**INSTRUCTIONS FOR THE TASK**. Using the listing below, extract each line that has the word "corr" in it.

**** DATA EXTRACT ****

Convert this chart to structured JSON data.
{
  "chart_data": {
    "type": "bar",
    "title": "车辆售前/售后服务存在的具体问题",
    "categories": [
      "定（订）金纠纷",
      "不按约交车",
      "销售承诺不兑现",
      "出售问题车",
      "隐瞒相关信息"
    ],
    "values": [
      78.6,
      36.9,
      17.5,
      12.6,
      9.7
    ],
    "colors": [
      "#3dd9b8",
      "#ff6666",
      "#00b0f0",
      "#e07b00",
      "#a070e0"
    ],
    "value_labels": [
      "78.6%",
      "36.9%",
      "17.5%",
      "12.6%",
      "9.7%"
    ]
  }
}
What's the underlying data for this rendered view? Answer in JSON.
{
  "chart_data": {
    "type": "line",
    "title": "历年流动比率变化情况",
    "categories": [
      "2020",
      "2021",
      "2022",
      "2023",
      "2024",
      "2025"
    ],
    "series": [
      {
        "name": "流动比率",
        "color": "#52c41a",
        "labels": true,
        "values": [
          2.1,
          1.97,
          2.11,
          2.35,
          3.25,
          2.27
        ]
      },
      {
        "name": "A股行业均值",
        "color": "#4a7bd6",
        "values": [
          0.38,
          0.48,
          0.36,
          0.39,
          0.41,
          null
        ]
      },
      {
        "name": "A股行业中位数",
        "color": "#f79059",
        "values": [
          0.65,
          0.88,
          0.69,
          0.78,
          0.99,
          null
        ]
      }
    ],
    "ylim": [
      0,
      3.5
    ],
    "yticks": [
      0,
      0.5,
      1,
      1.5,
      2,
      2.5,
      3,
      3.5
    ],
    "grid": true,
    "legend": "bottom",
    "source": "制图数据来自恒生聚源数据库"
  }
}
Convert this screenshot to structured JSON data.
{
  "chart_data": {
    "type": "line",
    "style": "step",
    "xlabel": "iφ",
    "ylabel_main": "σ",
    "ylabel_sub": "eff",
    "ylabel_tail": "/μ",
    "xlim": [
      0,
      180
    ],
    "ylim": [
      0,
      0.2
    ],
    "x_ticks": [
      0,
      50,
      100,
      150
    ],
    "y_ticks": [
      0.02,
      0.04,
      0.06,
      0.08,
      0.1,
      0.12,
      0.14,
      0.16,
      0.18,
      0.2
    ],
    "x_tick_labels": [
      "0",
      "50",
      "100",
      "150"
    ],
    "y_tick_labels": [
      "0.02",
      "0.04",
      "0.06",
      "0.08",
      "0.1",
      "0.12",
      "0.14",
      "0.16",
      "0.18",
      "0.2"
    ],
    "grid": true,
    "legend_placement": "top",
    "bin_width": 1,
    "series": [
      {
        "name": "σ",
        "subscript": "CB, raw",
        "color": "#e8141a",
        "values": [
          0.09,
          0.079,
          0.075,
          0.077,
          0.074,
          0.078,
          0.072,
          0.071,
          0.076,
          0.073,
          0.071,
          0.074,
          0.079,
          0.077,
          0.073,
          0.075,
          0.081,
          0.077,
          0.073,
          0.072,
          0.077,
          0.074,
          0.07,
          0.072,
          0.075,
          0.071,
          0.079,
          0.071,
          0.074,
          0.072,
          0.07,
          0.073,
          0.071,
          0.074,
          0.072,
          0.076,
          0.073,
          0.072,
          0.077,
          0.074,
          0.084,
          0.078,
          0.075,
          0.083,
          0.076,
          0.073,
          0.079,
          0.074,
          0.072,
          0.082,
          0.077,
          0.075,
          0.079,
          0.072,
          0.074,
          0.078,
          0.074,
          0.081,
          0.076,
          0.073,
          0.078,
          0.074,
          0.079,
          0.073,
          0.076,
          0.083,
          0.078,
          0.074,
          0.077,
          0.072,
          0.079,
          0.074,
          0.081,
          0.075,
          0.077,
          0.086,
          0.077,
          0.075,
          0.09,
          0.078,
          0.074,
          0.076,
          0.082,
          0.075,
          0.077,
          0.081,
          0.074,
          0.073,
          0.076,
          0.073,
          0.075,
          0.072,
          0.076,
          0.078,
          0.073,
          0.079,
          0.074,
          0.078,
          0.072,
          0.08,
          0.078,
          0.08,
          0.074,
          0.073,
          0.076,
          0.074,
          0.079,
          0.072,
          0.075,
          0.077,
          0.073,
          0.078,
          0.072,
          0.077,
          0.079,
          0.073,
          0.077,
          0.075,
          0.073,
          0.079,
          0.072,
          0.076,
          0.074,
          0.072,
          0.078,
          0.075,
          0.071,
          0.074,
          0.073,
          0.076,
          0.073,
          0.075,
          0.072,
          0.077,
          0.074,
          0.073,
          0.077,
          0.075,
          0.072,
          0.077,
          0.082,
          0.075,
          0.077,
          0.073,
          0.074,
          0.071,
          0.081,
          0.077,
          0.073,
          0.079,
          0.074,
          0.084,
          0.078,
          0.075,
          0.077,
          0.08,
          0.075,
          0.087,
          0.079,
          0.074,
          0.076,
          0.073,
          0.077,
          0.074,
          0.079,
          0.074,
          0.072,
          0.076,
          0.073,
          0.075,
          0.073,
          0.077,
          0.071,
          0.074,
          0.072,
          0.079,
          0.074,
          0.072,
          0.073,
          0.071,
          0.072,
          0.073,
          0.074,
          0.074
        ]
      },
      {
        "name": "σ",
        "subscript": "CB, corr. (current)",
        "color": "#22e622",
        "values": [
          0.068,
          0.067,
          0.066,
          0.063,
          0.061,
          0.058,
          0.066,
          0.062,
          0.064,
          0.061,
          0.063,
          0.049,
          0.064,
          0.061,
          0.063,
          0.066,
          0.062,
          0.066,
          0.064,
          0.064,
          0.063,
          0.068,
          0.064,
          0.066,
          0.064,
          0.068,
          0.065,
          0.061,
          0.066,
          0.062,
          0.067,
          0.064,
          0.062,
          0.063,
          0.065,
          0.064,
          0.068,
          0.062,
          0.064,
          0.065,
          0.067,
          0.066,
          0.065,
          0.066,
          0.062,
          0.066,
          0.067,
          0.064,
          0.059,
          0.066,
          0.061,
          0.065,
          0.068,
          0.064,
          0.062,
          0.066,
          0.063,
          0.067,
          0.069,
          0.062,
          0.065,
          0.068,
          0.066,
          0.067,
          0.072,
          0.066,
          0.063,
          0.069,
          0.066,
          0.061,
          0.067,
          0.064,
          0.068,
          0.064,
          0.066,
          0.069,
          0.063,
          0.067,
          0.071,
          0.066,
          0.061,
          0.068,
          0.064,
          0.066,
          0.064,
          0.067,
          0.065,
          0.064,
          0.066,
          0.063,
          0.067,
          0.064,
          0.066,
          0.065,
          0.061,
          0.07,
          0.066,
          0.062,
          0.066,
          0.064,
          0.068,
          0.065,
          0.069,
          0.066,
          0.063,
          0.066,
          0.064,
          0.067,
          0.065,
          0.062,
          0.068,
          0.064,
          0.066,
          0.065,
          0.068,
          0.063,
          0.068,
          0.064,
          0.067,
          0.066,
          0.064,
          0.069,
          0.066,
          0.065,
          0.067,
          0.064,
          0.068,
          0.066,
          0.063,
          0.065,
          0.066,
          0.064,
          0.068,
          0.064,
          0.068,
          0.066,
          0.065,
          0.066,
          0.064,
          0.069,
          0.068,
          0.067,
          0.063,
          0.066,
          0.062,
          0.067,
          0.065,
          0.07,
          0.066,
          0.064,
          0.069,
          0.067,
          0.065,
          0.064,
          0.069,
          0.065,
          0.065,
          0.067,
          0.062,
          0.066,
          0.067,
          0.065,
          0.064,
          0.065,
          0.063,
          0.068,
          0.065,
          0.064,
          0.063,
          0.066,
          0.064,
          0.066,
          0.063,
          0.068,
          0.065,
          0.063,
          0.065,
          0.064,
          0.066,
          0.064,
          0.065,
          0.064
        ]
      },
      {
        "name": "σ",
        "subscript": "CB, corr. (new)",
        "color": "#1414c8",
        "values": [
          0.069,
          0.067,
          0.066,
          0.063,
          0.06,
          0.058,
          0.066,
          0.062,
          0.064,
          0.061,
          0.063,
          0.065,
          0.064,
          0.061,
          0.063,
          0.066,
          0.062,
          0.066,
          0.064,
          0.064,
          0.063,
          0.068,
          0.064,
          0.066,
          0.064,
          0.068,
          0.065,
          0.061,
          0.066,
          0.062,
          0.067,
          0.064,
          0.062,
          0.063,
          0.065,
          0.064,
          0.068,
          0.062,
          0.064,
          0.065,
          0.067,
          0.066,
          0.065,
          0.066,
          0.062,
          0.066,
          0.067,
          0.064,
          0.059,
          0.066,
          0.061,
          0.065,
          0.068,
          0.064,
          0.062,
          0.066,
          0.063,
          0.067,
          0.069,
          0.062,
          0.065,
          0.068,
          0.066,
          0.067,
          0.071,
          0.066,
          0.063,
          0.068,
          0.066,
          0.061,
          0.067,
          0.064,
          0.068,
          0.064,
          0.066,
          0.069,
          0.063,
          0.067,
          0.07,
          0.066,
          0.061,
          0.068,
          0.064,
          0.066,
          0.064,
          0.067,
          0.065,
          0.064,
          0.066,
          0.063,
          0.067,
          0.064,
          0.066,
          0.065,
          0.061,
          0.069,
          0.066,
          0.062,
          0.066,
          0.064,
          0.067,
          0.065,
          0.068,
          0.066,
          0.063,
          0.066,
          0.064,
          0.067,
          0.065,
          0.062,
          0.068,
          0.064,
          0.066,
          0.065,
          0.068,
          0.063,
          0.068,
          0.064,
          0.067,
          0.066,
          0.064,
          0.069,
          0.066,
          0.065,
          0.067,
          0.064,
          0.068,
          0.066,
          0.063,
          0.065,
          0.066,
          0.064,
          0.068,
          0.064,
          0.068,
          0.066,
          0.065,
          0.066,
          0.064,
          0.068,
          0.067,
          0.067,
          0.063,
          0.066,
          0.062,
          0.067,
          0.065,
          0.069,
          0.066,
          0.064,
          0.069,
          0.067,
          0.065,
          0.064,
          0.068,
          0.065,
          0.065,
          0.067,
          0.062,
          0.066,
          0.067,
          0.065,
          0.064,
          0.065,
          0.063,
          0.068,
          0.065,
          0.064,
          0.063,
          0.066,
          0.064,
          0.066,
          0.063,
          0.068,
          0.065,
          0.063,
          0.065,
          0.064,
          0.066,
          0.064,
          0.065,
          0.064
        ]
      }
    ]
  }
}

****

**WRITTEN REPLY**.
        "subscript": "CB, corr. (current)",
        "subscript": "CB, corr. (new)",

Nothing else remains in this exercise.